In the listing below, locate the lines that hold "Outside" and copy them.

▽

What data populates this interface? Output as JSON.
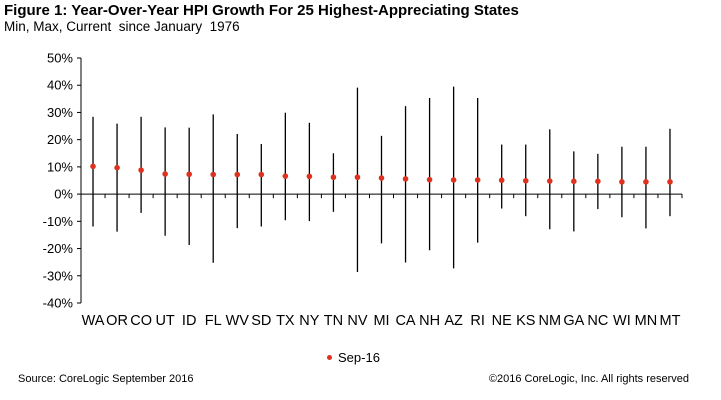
{
  "header": {
    "title": "Figure 1: Year-Over-Year HPI Growth For 25 Highest-Appreciating States",
    "subtitle": "Min, Max, Current  since January  1976"
  },
  "footer": {
    "source": "Source: CoreLogic September 2016",
    "copyright": "©2016 CoreLogic, Inc. All rights reserved"
  },
  "chart_data": {
    "type": "scatter",
    "subtype": "high-low-current",
    "title": "Figure 1: Year-Over-Year HPI Growth For 25 Highest-Appreciating States",
    "subtitle": "Min, Max, Current  since January  1976",
    "categories": [
      "WA",
      "OR",
      "CO",
      "UT",
      "ID",
      "FL",
      "WV",
      "SD",
      "TX",
      "NY",
      "TN",
      "NV",
      "MI",
      "CA",
      "NH",
      "AZ",
      "RI",
      "NE",
      "KS",
      "NM",
      "GA",
      "NC",
      "WI",
      "MN",
      "MT"
    ],
    "series": [
      {
        "name": "Sep-16",
        "color": "#e0301e",
        "values": [
          10.2,
          9.7,
          8.8,
          7.4,
          7.3,
          7.2,
          7.2,
          7.2,
          6.6,
          6.5,
          6.2,
          6.2,
          5.9,
          5.6,
          5.3,
          5.2,
          5.2,
          5.1,
          4.9,
          4.8,
          4.7,
          4.7,
          4.5,
          4.5,
          4.5
        ]
      }
    ],
    "min_values": [
      -11.9,
      -13.8,
      -6.9,
      -15.3,
      -18.7,
      -25.2,
      -12.5,
      -11.9,
      -9.6,
      -9.9,
      -6.5,
      -28.6,
      -18.1,
      -25.1,
      -20.6,
      -27.3,
      -17.8,
      -5.3,
      -8.1,
      -12.9,
      -13.7,
      -5.5,
      -8.5,
      -12.6,
      -8.1
    ],
    "max_values": [
      28.4,
      25.9,
      28.4,
      24.5,
      24.4,
      29.3,
      22.1,
      18.4,
      29.9,
      26.2,
      15.0,
      39.1,
      21.4,
      32.3,
      35.3,
      39.5,
      35.3,
      18.2,
      18.2,
      23.8,
      15.7,
      14.8,
      17.4,
      17.4,
      24.0
    ],
    "y_ticks": [
      "50%",
      "40%",
      "30%",
      "20%",
      "10%",
      "0%",
      "-10%",
      "-20%",
      "-30%",
      "-40%"
    ],
    "ylim": [
      -40,
      50
    ],
    "y_step": 10,
    "grid": false,
    "legend": "bottom-center",
    "range_color": "#000000"
  }
}
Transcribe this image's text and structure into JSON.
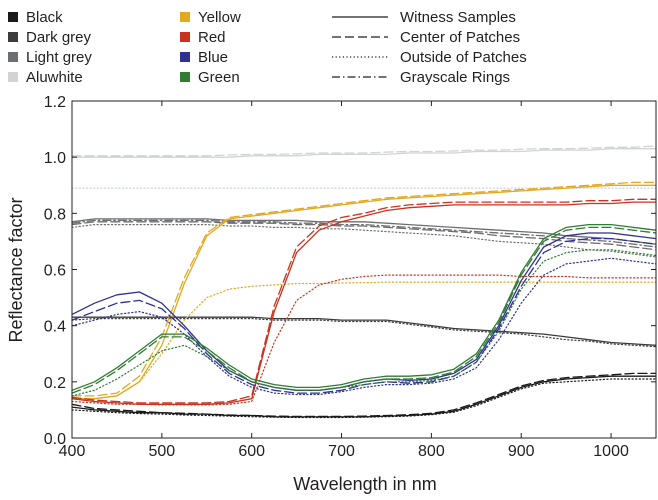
{
  "chart_data": {
    "type": "line",
    "xlabel": "Wavelength in nm",
    "ylabel": "Reflectance factor",
    "xlim": [
      400,
      1050
    ],
    "ylim": [
      0,
      1.2
    ],
    "x_ticks": [
      400,
      500,
      600,
      700,
      800,
      900,
      1000
    ],
    "y_ticks": [
      0.0,
      0.2,
      0.4,
      0.6,
      0.8,
      1.0,
      1.2
    ],
    "y_tick_labels": [
      "0.0",
      "0.2",
      "0.4",
      "0.6",
      "0.8",
      "1.0",
      "1.2"
    ],
    "grid": false,
    "legend_position": "top",
    "x": [
      400,
      425,
      450,
      475,
      500,
      525,
      550,
      575,
      600,
      625,
      650,
      675,
      700,
      725,
      750,
      775,
      800,
      825,
      850,
      875,
      900,
      925,
      950,
      975,
      1000,
      1025,
      1050
    ],
    "line_styles": [
      {
        "name": "Witness Samples",
        "style": "solid"
      },
      {
        "name": "Center of Patches",
        "style": "dashed"
      },
      {
        "name": "Outside of Patches",
        "style": "dotted"
      },
      {
        "name": "Grayscale Rings",
        "style": "dashdot"
      }
    ],
    "series": [
      {
        "name": "Black",
        "color": "#1a1a1a",
        "variants": [
          {
            "style": "solid",
            "values": [
              0.11,
              0.1,
              0.095,
              0.09,
              0.09,
              0.085,
              0.085,
              0.08,
              0.08,
              0.075,
              0.075,
              0.075,
              0.075,
              0.075,
              0.078,
              0.08,
              0.085,
              0.095,
              0.12,
              0.15,
              0.18,
              0.2,
              0.21,
              0.215,
              0.22,
              0.22,
              0.22
            ]
          },
          {
            "style": "dashed",
            "values": [
              0.12,
              0.105,
              0.1,
              0.095,
              0.09,
              0.088,
              0.085,
              0.082,
              0.08,
              0.078,
              0.077,
              0.077,
              0.077,
              0.078,
              0.08,
              0.083,
              0.088,
              0.1,
              0.125,
              0.155,
              0.185,
              0.205,
              0.215,
              0.22,
              0.225,
              0.23,
              0.23
            ]
          },
          {
            "style": "dotted",
            "values": [
              0.1,
              0.095,
              0.09,
              0.087,
              0.085,
              0.082,
              0.08,
              0.078,
              0.076,
              0.074,
              0.073,
              0.073,
              0.073,
              0.074,
              0.076,
              0.078,
              0.083,
              0.092,
              0.115,
              0.145,
              0.175,
              0.195,
              0.2,
              0.205,
              0.21,
              0.21,
              0.21
            ]
          }
        ]
      },
      {
        "name": "Dark grey",
        "color": "#3c3c3c",
        "variants": [
          {
            "style": "solid",
            "values": [
              0.43,
              0.43,
              0.43,
              0.43,
              0.43,
              0.43,
              0.43,
              0.43,
              0.43,
              0.425,
              0.425,
              0.425,
              0.42,
              0.42,
              0.42,
              0.41,
              0.4,
              0.39,
              0.385,
              0.38,
              0.375,
              0.37,
              0.36,
              0.35,
              0.34,
              0.335,
              0.33
            ]
          },
          {
            "style": "dotted",
            "values": [
              0.42,
              0.425,
              0.425,
              0.425,
              0.425,
              0.425,
              0.425,
              0.425,
              0.425,
              0.42,
              0.42,
              0.42,
              0.415,
              0.415,
              0.415,
              0.405,
              0.395,
              0.385,
              0.38,
              0.375,
              0.37,
              0.36,
              0.35,
              0.345,
              0.335,
              0.33,
              0.325
            ]
          }
        ]
      },
      {
        "name": "Light grey",
        "color": "#6d6e71",
        "variants": [
          {
            "style": "solid",
            "values": [
              0.77,
              0.78,
              0.78,
              0.78,
              0.78,
              0.78,
              0.78,
              0.775,
              0.775,
              0.775,
              0.775,
              0.77,
              0.77,
              0.77,
              0.765,
              0.76,
              0.755,
              0.75,
              0.745,
              0.74,
              0.735,
              0.73,
              0.72,
              0.715,
              0.71,
              0.7,
              0.69
            ]
          },
          {
            "style": "dashed",
            "values": [
              0.76,
              0.77,
              0.77,
              0.77,
              0.77,
              0.77,
              0.77,
              0.765,
              0.765,
              0.765,
              0.76,
              0.76,
              0.755,
              0.755,
              0.75,
              0.745,
              0.74,
              0.735,
              0.73,
              0.72,
              0.715,
              0.71,
              0.7,
              0.695,
              0.69,
              0.68,
              0.67
            ]
          },
          {
            "style": "dotted",
            "values": [
              0.75,
              0.76,
              0.76,
              0.76,
              0.76,
              0.76,
              0.76,
              0.755,
              0.755,
              0.75,
              0.75,
              0.745,
              0.745,
              0.74,
              0.735,
              0.73,
              0.725,
              0.72,
              0.71,
              0.7,
              0.695,
              0.69,
              0.68,
              0.67,
              0.665,
              0.655,
              0.645
            ]
          },
          {
            "style": "dashdot",
            "values": [
              0.765,
              0.775,
              0.775,
              0.775,
              0.775,
              0.775,
              0.775,
              0.77,
              0.77,
              0.77,
              0.765,
              0.765,
              0.76,
              0.76,
              0.755,
              0.75,
              0.745,
              0.74,
              0.735,
              0.73,
              0.725,
              0.72,
              0.71,
              0.705,
              0.7,
              0.69,
              0.68
            ]
          }
        ]
      },
      {
        "name": "Aluwhite",
        "color": "#d1d3d4",
        "variants": [
          {
            "style": "solid",
            "values": [
              1.0,
              1.0,
              1.0,
              1.0,
              1.0,
              1.0,
              1.0,
              1.0,
              1.005,
              1.005,
              1.005,
              1.01,
              1.01,
              1.01,
              1.01,
              1.015,
              1.015,
              1.015,
              1.02,
              1.02,
              1.02,
              1.025,
              1.025,
              1.025,
              1.03,
              1.03,
              1.03
            ]
          },
          {
            "style": "dashed",
            "values": [
              1.005,
              1.005,
              1.005,
              1.005,
              1.005,
              1.005,
              1.005,
              1.008,
              1.01,
              1.01,
              1.012,
              1.015,
              1.015,
              1.015,
              1.018,
              1.02,
              1.02,
              1.022,
              1.025,
              1.025,
              1.028,
              1.03,
              1.03,
              1.032,
              1.035,
              1.035,
              1.04
            ]
          },
          {
            "style": "dotted",
            "values": [
              0.89,
              0.89,
              0.89,
              0.89,
              0.89,
              0.89,
              0.89,
              0.89,
              0.89,
              0.89,
              0.89,
              0.89,
              0.89,
              0.89,
              0.89,
              0.89,
              0.89,
              0.89,
              0.89,
              0.89,
              0.89,
              0.89,
              0.89,
              0.89,
              0.89,
              0.89,
              0.89
            ]
          }
        ]
      },
      {
        "name": "Yellow",
        "color": "#e2a81f",
        "variants": [
          {
            "style": "solid",
            "values": [
              0.14,
              0.14,
              0.15,
              0.2,
              0.33,
              0.55,
              0.72,
              0.78,
              0.79,
              0.8,
              0.81,
              0.82,
              0.83,
              0.84,
              0.85,
              0.855,
              0.86,
              0.865,
              0.87,
              0.875,
              0.88,
              0.885,
              0.89,
              0.895,
              0.9,
              0.9,
              0.9
            ]
          },
          {
            "style": "dashed",
            "values": [
              0.15,
              0.15,
              0.16,
              0.22,
              0.36,
              0.57,
              0.73,
              0.785,
              0.795,
              0.805,
              0.815,
              0.825,
              0.835,
              0.845,
              0.855,
              0.86,
              0.865,
              0.87,
              0.875,
              0.88,
              0.885,
              0.89,
              0.895,
              0.9,
              0.905,
              0.91,
              0.91
            ]
          },
          {
            "style": "dotted",
            "values": [
              0.14,
              0.14,
              0.15,
              0.2,
              0.3,
              0.42,
              0.5,
              0.53,
              0.54,
              0.545,
              0.55,
              0.55,
              0.552,
              0.553,
              0.555,
              0.555,
              0.555,
              0.555,
              0.555,
              0.555,
              0.555,
              0.555,
              0.555,
              0.555,
              0.555,
              0.555,
              0.555
            ]
          }
        ]
      },
      {
        "name": "Red",
        "color": "#c8331f",
        "variants": [
          {
            "style": "solid",
            "values": [
              0.14,
              0.13,
              0.125,
              0.12,
              0.12,
              0.12,
              0.12,
              0.125,
              0.14,
              0.45,
              0.66,
              0.74,
              0.77,
              0.79,
              0.81,
              0.82,
              0.825,
              0.83,
              0.83,
              0.83,
              0.83,
              0.83,
              0.83,
              0.835,
              0.835,
              0.84,
              0.84
            ]
          },
          {
            "style": "dashed",
            "values": [
              0.145,
              0.135,
              0.13,
              0.125,
              0.125,
              0.125,
              0.125,
              0.13,
              0.15,
              0.47,
              0.68,
              0.755,
              0.785,
              0.8,
              0.82,
              0.83,
              0.835,
              0.84,
              0.84,
              0.84,
              0.84,
              0.84,
              0.84,
              0.845,
              0.845,
              0.85,
              0.85
            ]
          },
          {
            "style": "dotted",
            "values": [
              0.13,
              0.125,
              0.12,
              0.12,
              0.118,
              0.118,
              0.118,
              0.12,
              0.13,
              0.34,
              0.49,
              0.545,
              0.565,
              0.575,
              0.58,
              0.58,
              0.58,
              0.58,
              0.58,
              0.58,
              0.575,
              0.575,
              0.575,
              0.57,
              0.57,
              0.57,
              0.57
            ]
          }
        ]
      },
      {
        "name": "Blue",
        "color": "#2e3192",
        "variants": [
          {
            "style": "solid",
            "values": [
              0.44,
              0.48,
              0.51,
              0.52,
              0.48,
              0.4,
              0.31,
              0.24,
              0.2,
              0.18,
              0.17,
              0.17,
              0.18,
              0.2,
              0.21,
              0.205,
              0.21,
              0.23,
              0.28,
              0.4,
              0.56,
              0.68,
              0.72,
              0.73,
              0.73,
              0.72,
              0.71
            ]
          },
          {
            "style": "dashed",
            "values": [
              0.42,
              0.45,
              0.48,
              0.49,
              0.46,
              0.39,
              0.3,
              0.23,
              0.19,
              0.17,
              0.16,
              0.16,
              0.17,
              0.19,
              0.2,
              0.195,
              0.2,
              0.22,
              0.27,
              0.39,
              0.54,
              0.66,
              0.7,
              0.71,
              0.71,
              0.7,
              0.69
            ]
          },
          {
            "style": "dotted",
            "values": [
              0.4,
              0.42,
              0.44,
              0.45,
              0.43,
              0.37,
              0.29,
              0.22,
              0.18,
              0.16,
              0.155,
              0.155,
              0.165,
              0.18,
              0.19,
              0.19,
              0.195,
              0.21,
              0.25,
              0.35,
              0.48,
              0.58,
              0.62,
              0.63,
              0.64,
              0.63,
              0.62
            ]
          }
        ]
      },
      {
        "name": "Green",
        "color": "#2e7d32",
        "variants": [
          {
            "style": "solid",
            "values": [
              0.17,
              0.2,
              0.25,
              0.31,
              0.37,
              0.37,
              0.32,
              0.26,
              0.21,
              0.19,
              0.18,
              0.18,
              0.19,
              0.21,
              0.22,
              0.22,
              0.225,
              0.245,
              0.3,
              0.42,
              0.59,
              0.71,
              0.75,
              0.76,
              0.76,
              0.75,
              0.74
            ]
          },
          {
            "style": "dashed",
            "values": [
              0.16,
              0.19,
              0.24,
              0.3,
              0.36,
              0.36,
              0.31,
              0.25,
              0.2,
              0.18,
              0.17,
              0.17,
              0.18,
              0.2,
              0.21,
              0.21,
              0.215,
              0.235,
              0.29,
              0.41,
              0.58,
              0.7,
              0.74,
              0.75,
              0.75,
              0.74,
              0.73
            ]
          },
          {
            "style": "dotted",
            "values": [
              0.15,
              0.17,
              0.21,
              0.26,
              0.31,
              0.33,
              0.29,
              0.24,
              0.2,
              0.18,
              0.17,
              0.17,
              0.18,
              0.19,
              0.2,
              0.2,
              0.205,
              0.22,
              0.27,
              0.38,
              0.53,
              0.63,
              0.66,
              0.67,
              0.67,
              0.66,
              0.65
            ]
          }
        ]
      }
    ],
    "legend": {
      "colors": [
        {
          "label": "Black",
          "color": "#1a1a1a"
        },
        {
          "label": "Dark grey",
          "color": "#3c3c3c"
        },
        {
          "label": "Light grey",
          "color": "#6d6e71"
        },
        {
          "label": "Aluwhite",
          "color": "#d1d3d4"
        },
        {
          "label": "Yellow",
          "color": "#e2a81f"
        },
        {
          "label": "Red",
          "color": "#c8331f"
        },
        {
          "label": "Blue",
          "color": "#2e3192"
        },
        {
          "label": "Green",
          "color": "#2e7d32"
        }
      ],
      "styles": [
        {
          "label": "Witness Samples",
          "style": "solid"
        },
        {
          "label": "Center of Patches",
          "style": "dashed"
        },
        {
          "label": "Outside of Patches",
          "style": "dotted"
        },
        {
          "label": "Grayscale Rings",
          "style": "dashdot"
        }
      ]
    }
  }
}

△

§ COMPLETE OUTPUT:
        "name": "Outside of Patches",
          "label": "Outside of Patches",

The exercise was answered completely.